##### SUPPLIED RECORDS #####

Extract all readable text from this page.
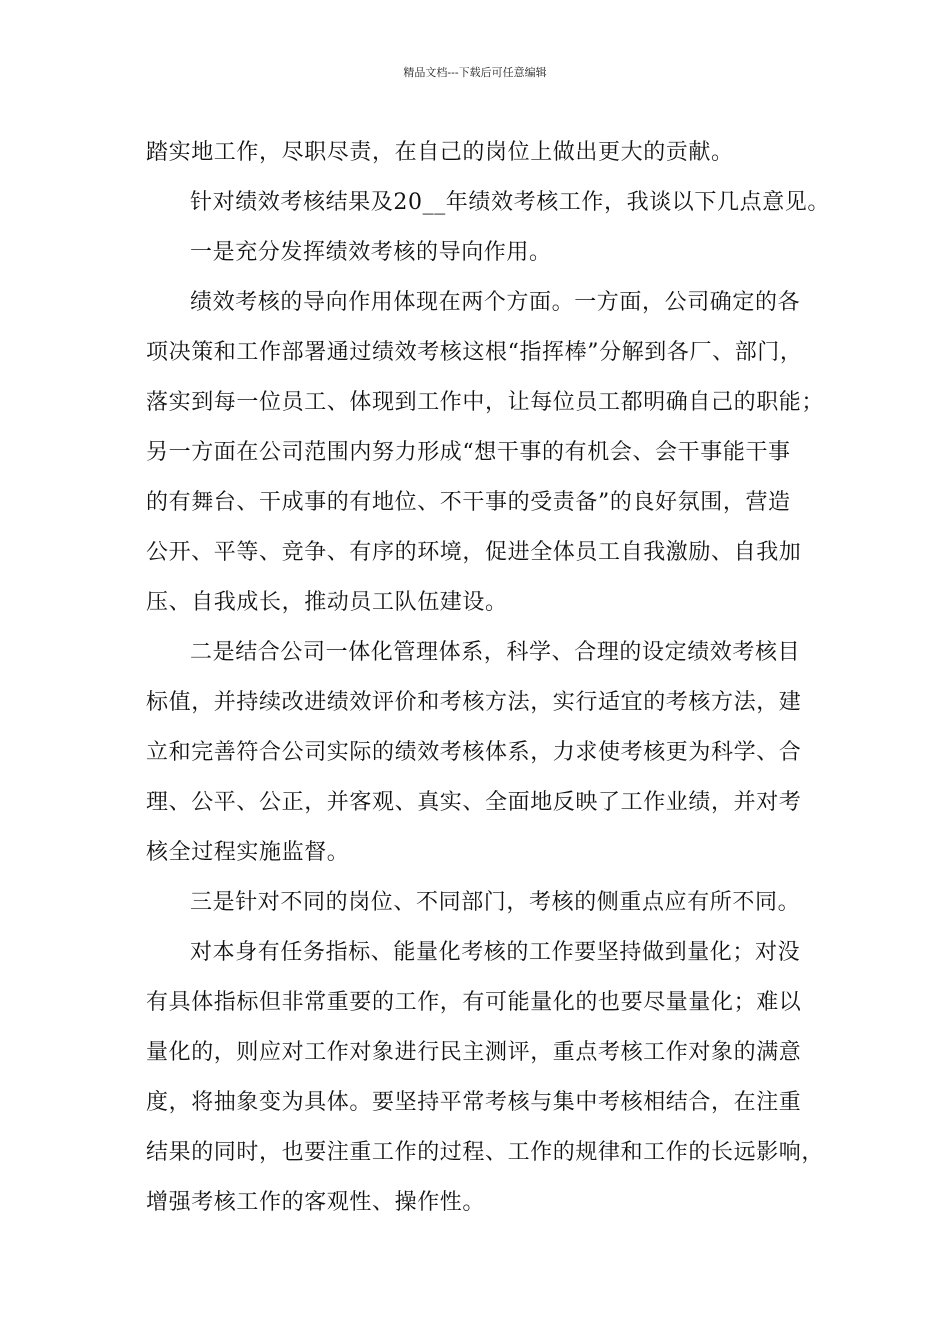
精品文档---下载后可任意编辑

踏实地工作，尽职尽责，在自己的岗位上做出更大的贡献。

针对绩效考核结果及20__年绩效考核工作，我谈以下几点意见。

一是充分发挥绩效考核的导向作用。

绩效考核的导向作用体现在两个方面。一方面，公司确定的各
项决策和工作部署通过绩效考核这根“指挥棒”分解到各厂、部门，
落实到每一位员工、体现到工作中，让每位员工都明确自己的职能；
另一方面在公司范围内努力形成“想干事的有机会、会干事能干事
的有舞台、干成事的有地位、不干事的受责备”的良好氛围，营造
公开、平等、竞争、有序的环境，促进全体员工自我激励、自我加
压、自我成长，推动员工队伍建设。

二是结合公司一体化管理体系，科学、合理的设定绩效考核目
标值，并持续改进绩效评价和考核方法，实行适宜的考核方法，建
立和完善符合公司实际的绩效考核体系，力求使考核更为科学、合
理、公平、公正，并客观、真实、全面地反映了工作业绩，并对考
核全过程实施监督。

三是针对不同的岗位、不同部门，考核的侧重点应有所不同。

对本身有任务指标、能量化考核的工作要坚持做到量化；对没
有具体指标但非常重要的工作，有可能量化的也要尽量量化；难以
量化的，则应对工作对象进行民主测评，重点考核工作对象的满意
度，将抽象变为具体。要坚持平常考核与集中考核相结合，在注重
结果的同时，也要注重工作的过程、工作的规律和工作的长远影响，
增强考核工作的客观性、操作性。
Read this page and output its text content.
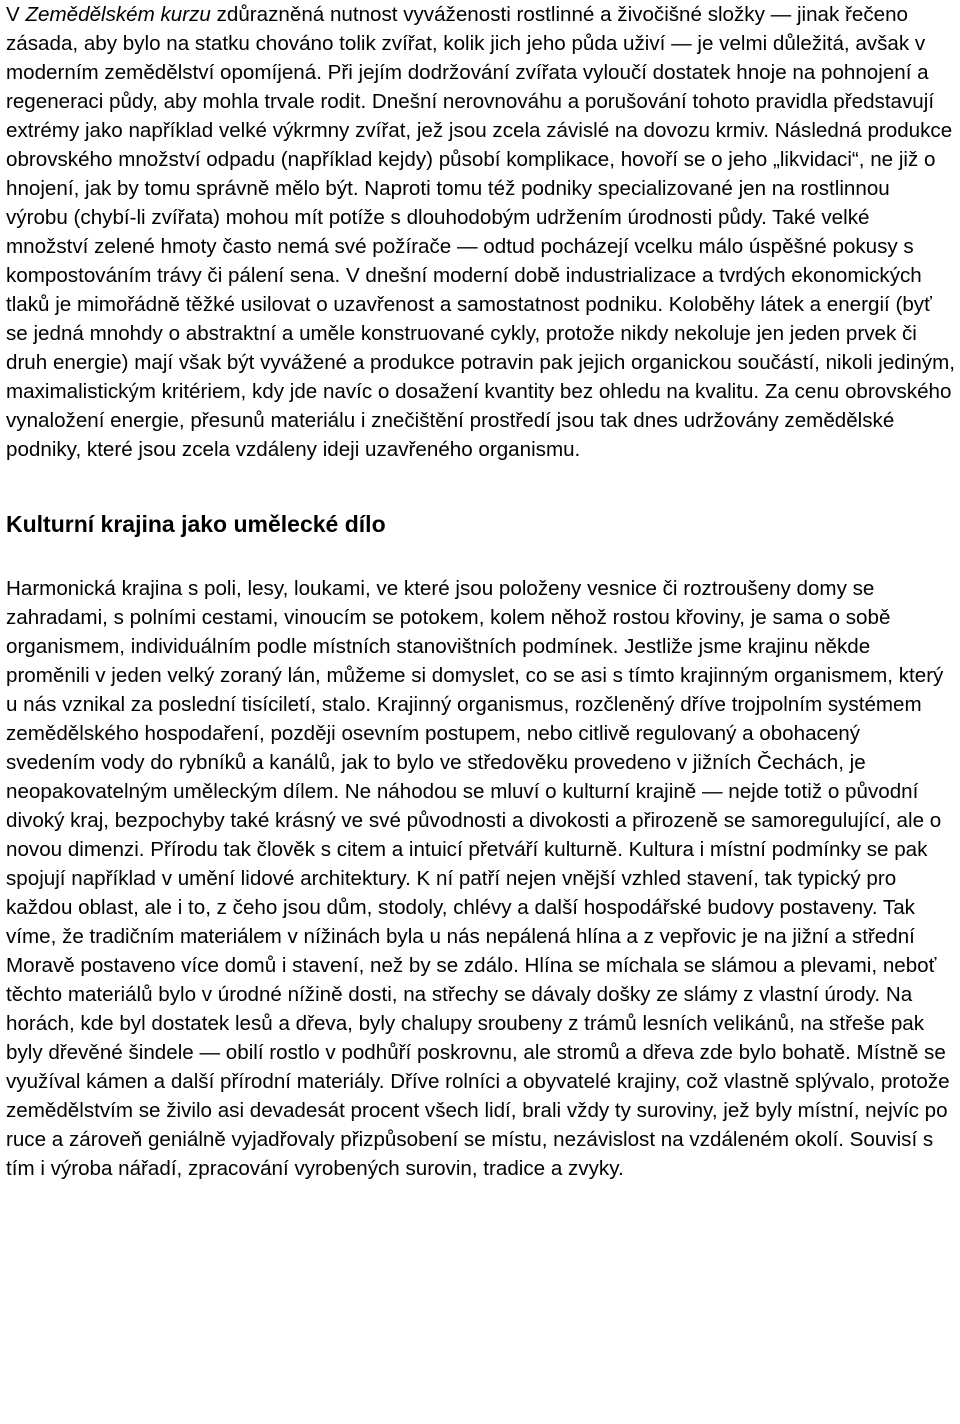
V Zemědělském kurzu zdůrazněná nutnost vyváženosti rostlinné a živočišné složky — jinak řečeno zásada, aby bylo na statku chováno tolik zvířat, kolik jich jeho půda uživí — je velmi důležitá, avšak v moderním zemědělství opomíjená. Při jejím dodržování zvířata vyloučí dostatek hnoje na pohnojení a regeneraci půdy, aby mohla trvale rodit. Dnešní nerovnováhu a porušování tohoto pravidla představují extrémy jako například velké výkrmny zvířat, jež jsou zcela závislé na dovozu krmiv. Následná produkce obrovského množství odpadu (například kejdy) působí komplikace, hovoří se o jeho „likvidaci“, ne již o hnojení, jak by tomu správně mělo být. Naproti tomu též podniky specializované jen na rostlinnou výrobu (chybí-li zvířata) mohou mít potíže s dlouhodobým udržením úrodnosti půdy. Také velké množství zelené hmoty často nemá své požírače — odtud pocházejí vcelku málo úspěšné pokusy s kompostováním trávy či pálení sena. V dnešní moderní době industrializace a tvrdých ekonomických tlaků je mimořádně těžké usilovat o uzavřenost a samostatnost podniku. Koloběhy látek a energií (byť se jedná mnohdy o abstraktní a uměle konstruované cykly, protože nikdy nekoluje jen jeden prvek či druh energie) mají však být vyvážené a produkce potravin pak jejich organickou součástí, nikoli jediným, maximalistickým kritériem, kdy jde navíc o dosažení kvantity bez ohledu na kvalitu. Za cenu obrovského vynaložení energie, přesunů materiálu i znečištění prostředí jsou tak dnes udržovány zemědělské podniky, které jsou zcela vzdáleny ideji uzavřeného organismu.

Kulturní krajina jako umělecké dílo

Harmonická krajina s poli, lesy, loukami, ve které jsou položeny vesnice či roztroušeny domy se zahradami, s polními cestami, vinoucím se potokem, kolem něhož rostou křoviny, je sama o sobě organismem, individuálním podle místních stanovištních podmínek. Jestliže jsme krajinu někde proměnili v jeden velký zoraný lán, můžeme si domyslet, co se asi s tímto krajinným organismem, který u nás vznikal za poslední tisíciletí, stalo. Krajinný organismus, rozčleněný dříve trojpolním systémem zemědělského hospodaření, později osevním postupem, nebo citlivě regulovaný a obohacený svedením vody do rybníků a kanálů, jak to bylo ve středověku provedeno v jižních Čechách, je neopakovatelným uměleckým dílem. Ne náhodou se mluví o kulturní krajině — nejde totiž o původní divoký kraj, bezpochyby také krásný ve své původnosti a divokosti a přirozeně se samoregulující, ale o novou dimenzi. Přírodu tak člověk s citem a intuicí přetváří kulturně. Kultura i místní podmínky se pak spojují například v umění lidové architektury. K ní patří nejen vnější vzhled stavení, tak typický pro každou oblast, ale i to, z čeho jsou dům, stodoly, chlévy a další hospodářské budovy postaveny. Tak víme, že tradičním materiálem v nížinách byla u nás nepálená hlína a z vepřovic je na jižní a střední Moravě postaveno více domů i stavení, než by se zdálo. Hlína se míchala se slámou a plevami, neboť těchto materiálů bylo v úrodné nížině dosti, na střechy se dávaly došky ze slámy z vlastní úrody. Na horách, kde byl dostatek lesů a dřeva, byly chalupy sroubeny z trámů lesních velikánů, na střeše pak byly dřevěné šindele — obilí rostlo v podhůří poskrovnu, ale stromů a dřeva zde bylo bohatě. Místně se využíval kámen a další přírodní materiály. Dříve rolníci a obyvatelé krajiny, což vlastně splývalo, protože zemědělstvím se živilo asi devadesát procent všech lidí, brali vždy ty suroviny, jež byly místní, nejvíc po ruce a zároveň geniálně vyjadřovaly přizpůsobení se místu, nezávislost na vzdáleném okolí. Souvisí s tím i výroba nářadí, zpracování vyrobených surovin, tradice a zvyky.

#####

Repeat the data above exactly, but not the pictures.

Extract all readable text from this page.
精品文档---下载后可任意编辑

踏实地工作，尽职尽责，在自己的岗位上做出更大的贡献。

针对绩效考核结果及20__年绩效考核工作，我谈以下几点意见。

一是充分发挥绩效考核的导向作用。

绩效考核的导向作用体现在两个方面。一方面，公司确定的各
项决策和工作部署通过绩效考核这根“指挥棒”分解到各厂、部门，
落实到每一位员工、体现到工作中，让每位员工都明确自己的职能；
另一方面在公司范围内努力形成“想干事的有机会、会干事能干事
的有舞台、干成事的有地位、不干事的受责备”的良好氛围，营造
公开、平等、竞争、有序的环境，促进全体员工自我激励、自我加
压、自我成长，推动员工队伍建设。

二是结合公司一体化管理体系，科学、合理的设定绩效考核目
标值，并持续改进绩效评价和考核方法，实行适宜的考核方法，建
立和完善符合公司实际的绩效考核体系，力求使考核更为科学、合
理、公平、公正，并客观、真实、全面地反映了工作业绩，并对考
核全过程实施监督。

三是针对不同的岗位、不同部门，考核的侧重点应有所不同。

对本身有任务指标、能量化考核的工作要坚持做到量化；对没
有具体指标但非常重要的工作，有可能量化的也要尽量量化；难以
量化的，则应对工作对象进行民主测评，重点考核工作对象的满意
度，将抽象变为具体。要坚持平常考核与集中考核相结合，在注重
结果的同时，也要注重工作的过程、工作的规律和工作的长远影响，
增强考核工作的客观性、操作性。
Read this page and output its text content.
V Zemědělském kurzu zdůrazněná nutnost vyváženosti rostlinné a živočišné složky — jinak řečeno zásada, aby bylo na statku chováno tolik zvířat, kolik jich jeho půda uživí — je velmi důležitá, avšak v moderním zemědělství opomíjená. Při jejím dodržování zvířata vyloučí dostatek hnoje na pohnojení a regeneraci půdy, aby mohla trvale rodit. Dnešní nerovnováhu a porušování tohoto pravidla představují extrémy jako například velké výkrmny zvířat, jež jsou zcela závislé na dovozu krmiv. Následná produkce obrovského množství odpadu (například kejdy) působí komplikace, hovoří se o jeho „likvidaci“, ne již o hnojení, jak by tomu správně mělo být. Naproti tomu též podniky specializované jen na rostlinnou výrobu (chybí-li zvířata) mohou mít potíže s dlouhodobým udržením úrodnosti půdy. Také velké množství zelené hmoty často nemá své požírače — odtud pocházejí vcelku málo úspěšné pokusy s kompostováním trávy či pálení sena. V dnešní moderní době industrializace a tvrdých ekonomických tlaků je mimořádně těžké usilovat o uzavřenost a samostatnost podniku. Koloběhy látek a energií (byť se jedná mnohdy o abstraktní a uměle konstruované cykly, protože nikdy nekoluje jen jeden prvek či druh energie) mají však být vyvážené a produkce potravin pak jejich organickou součástí, nikoli jediným, maximalistickým kritériem, kdy jde navíc o dosažení kvantity bez ohledu na kvalitu. Za cenu obrovského vynaložení energie, přesunů materiálu i znečištění prostředí jsou tak dnes udržovány zemědělské podniky, které jsou zcela vzdáleny ideji uzavřeného organismu.

Kulturní krajina jako umělecké dílo

Harmonická krajina s poli, lesy, loukami, ve které jsou položeny vesnice či roztroušeny domy se zahradami, s polními cestami, vinoucím se potokem, kolem něhož rostou křoviny, je sama o sobě organismem, individuálním podle místních stanovištních podmínek. Jestliže jsme krajinu někde proměnili v jeden velký zoraný lán, můžeme si domyslet, co se asi s tímto krajinným organismem, který u nás vznikal za poslední tisíciletí, stalo. Krajinný organismus, rozčleněný dříve trojpolním systémem zemědělského hospodaření, později osevním postupem, nebo citlivě regulovaný a obohacený svedením vody do rybníků a kanálů, jak to bylo ve středověku provedeno v jižních Čechách, je neopakovatelným uměleckým dílem. Ne náhodou se mluví o kulturní krajině — nejde totiž o původní divoký kraj, bezpochyby také krásný ve své původnosti a divokosti a přirozeně se samoregulující, ale o novou dimenzi. Přírodu tak člověk s citem a intuicí přetváří kulturně. Kultura i místní podmínky se pak spojují například v umění lidové architektury. K ní patří nejen vnější vzhled stavení, tak typický pro každou oblast, ale i to, z čeho jsou dům, stodoly, chlévy a další hospodářské budovy postaveny. Tak víme, že tradičním materiálem v nížinách byla u nás nepálená hlína a z vepřovic je na jižní a střední Moravě postaveno více domů i stavení, než by se zdálo. Hlína se míchala se slámou a plevami, neboť těchto materiálů bylo v úrodné nížině dosti, na střechy se dávaly došky ze slámy z vlastní úrody. Na horách, kde byl dostatek lesů a dřeva, byly chalupy sroubeny z trámů lesních velikánů, na střeše pak byly dřevěné šindele — obilí rostlo v podhůří poskrovnu, ale stromů a dřeva zde bylo bohatě. Místně se využíval kámen a další přírodní materiály. Dříve rolníci a obyvatelé krajiny, což vlastně splývalo, protože zemědělstvím se živilo asi devadesát procent všech lidí, brali vždy ty suroviny, jež byly místní, nejvíc po ruce a zároveň geniálně vyjadřovaly přizpůsobení se místu, nezávislost na vzdáleném okolí. Souvisí s tím i výroba nářadí, zpracování vyrobených surovin, tradice a zvyky.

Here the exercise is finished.